Stored data
=====
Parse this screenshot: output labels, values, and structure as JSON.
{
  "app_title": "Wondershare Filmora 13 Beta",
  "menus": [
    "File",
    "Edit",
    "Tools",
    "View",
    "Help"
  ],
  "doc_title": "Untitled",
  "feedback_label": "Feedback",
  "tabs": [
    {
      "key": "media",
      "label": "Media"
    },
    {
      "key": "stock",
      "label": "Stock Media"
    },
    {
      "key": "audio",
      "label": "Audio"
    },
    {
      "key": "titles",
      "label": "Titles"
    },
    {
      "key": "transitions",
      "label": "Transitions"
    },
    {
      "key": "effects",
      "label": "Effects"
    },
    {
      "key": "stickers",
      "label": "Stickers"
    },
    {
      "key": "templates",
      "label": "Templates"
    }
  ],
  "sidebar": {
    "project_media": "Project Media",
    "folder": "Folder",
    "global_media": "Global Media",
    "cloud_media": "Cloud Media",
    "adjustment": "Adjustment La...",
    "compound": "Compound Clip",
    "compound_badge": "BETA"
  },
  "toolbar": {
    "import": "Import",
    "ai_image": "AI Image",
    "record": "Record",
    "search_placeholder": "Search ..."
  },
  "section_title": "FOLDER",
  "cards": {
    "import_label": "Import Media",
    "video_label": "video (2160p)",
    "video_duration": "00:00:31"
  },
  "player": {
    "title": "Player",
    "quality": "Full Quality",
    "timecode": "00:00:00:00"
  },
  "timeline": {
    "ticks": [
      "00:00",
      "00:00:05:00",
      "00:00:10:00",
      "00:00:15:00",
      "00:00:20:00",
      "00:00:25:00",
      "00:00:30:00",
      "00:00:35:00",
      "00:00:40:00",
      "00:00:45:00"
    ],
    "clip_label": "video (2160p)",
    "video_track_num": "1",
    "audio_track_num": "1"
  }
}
=====
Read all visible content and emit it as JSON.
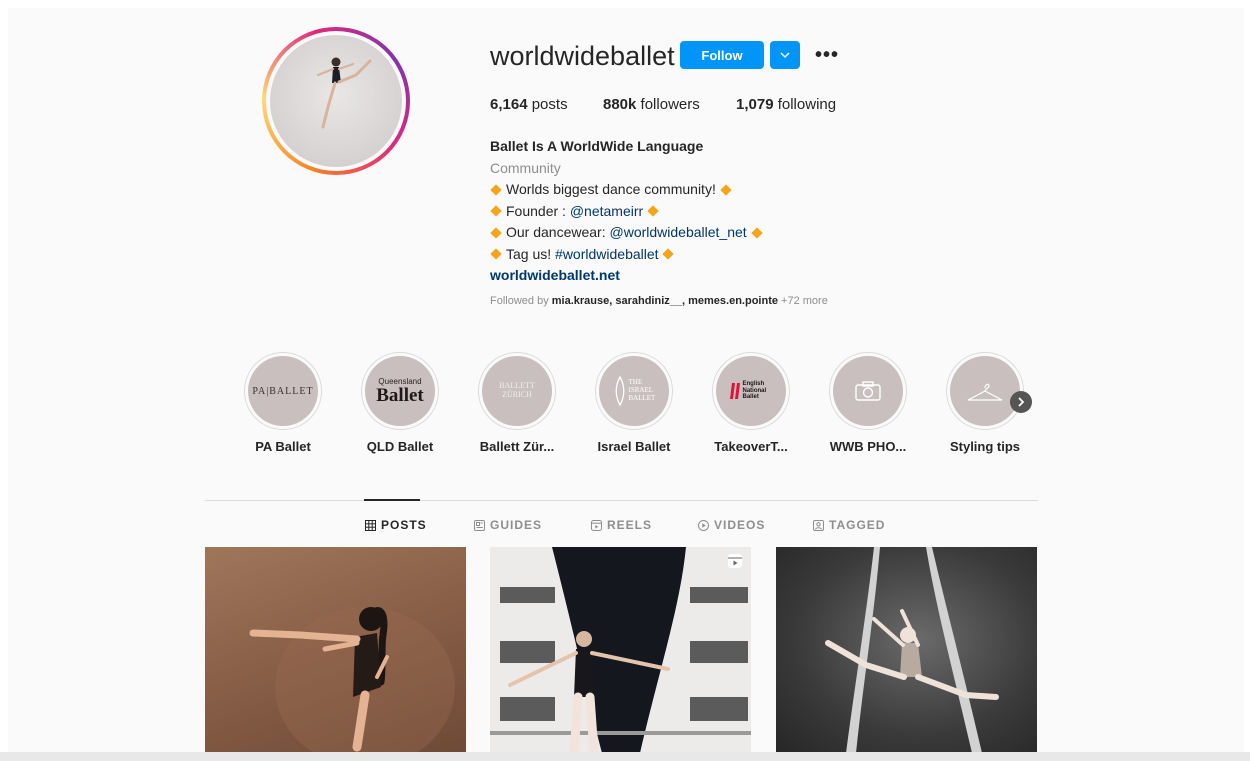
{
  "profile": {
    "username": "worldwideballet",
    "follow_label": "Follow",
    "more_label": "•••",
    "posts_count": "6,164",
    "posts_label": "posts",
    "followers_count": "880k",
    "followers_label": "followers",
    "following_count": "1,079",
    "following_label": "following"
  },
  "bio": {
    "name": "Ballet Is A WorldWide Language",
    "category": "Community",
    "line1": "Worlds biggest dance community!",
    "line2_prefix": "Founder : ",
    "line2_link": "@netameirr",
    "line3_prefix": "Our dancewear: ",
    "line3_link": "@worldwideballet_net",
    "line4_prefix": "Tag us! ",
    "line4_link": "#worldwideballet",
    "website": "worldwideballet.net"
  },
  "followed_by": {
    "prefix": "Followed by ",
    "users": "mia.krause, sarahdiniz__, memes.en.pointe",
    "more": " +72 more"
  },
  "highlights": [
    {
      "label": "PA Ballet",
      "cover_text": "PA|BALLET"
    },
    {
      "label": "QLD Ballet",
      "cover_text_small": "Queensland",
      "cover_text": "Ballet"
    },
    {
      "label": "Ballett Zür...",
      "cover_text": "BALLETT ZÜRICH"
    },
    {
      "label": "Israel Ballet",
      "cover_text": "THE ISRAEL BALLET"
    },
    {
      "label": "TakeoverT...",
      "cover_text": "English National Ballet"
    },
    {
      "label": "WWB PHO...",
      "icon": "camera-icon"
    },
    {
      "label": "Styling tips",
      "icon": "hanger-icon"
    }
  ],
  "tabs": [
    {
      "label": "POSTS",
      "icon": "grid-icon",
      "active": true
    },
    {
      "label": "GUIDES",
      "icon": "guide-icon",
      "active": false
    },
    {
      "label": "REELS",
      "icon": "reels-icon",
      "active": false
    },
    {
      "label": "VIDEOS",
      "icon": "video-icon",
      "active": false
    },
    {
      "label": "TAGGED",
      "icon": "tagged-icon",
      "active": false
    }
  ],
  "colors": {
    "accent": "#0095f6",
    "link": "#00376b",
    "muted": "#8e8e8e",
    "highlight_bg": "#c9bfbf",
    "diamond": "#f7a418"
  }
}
=====
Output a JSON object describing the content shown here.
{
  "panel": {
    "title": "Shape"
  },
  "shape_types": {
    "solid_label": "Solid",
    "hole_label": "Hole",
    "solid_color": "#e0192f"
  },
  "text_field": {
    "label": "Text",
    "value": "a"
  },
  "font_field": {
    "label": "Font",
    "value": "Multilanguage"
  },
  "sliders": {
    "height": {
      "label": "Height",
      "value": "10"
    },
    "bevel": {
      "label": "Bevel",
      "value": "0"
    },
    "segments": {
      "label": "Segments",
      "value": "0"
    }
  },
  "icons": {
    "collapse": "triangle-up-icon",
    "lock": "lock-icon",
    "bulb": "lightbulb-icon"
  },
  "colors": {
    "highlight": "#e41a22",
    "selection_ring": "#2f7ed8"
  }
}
=====
Exercise description
Pull out each line of the entries that contains "Import".

Solution for this task
    "import": "Import",
    "import_label": "Import Media",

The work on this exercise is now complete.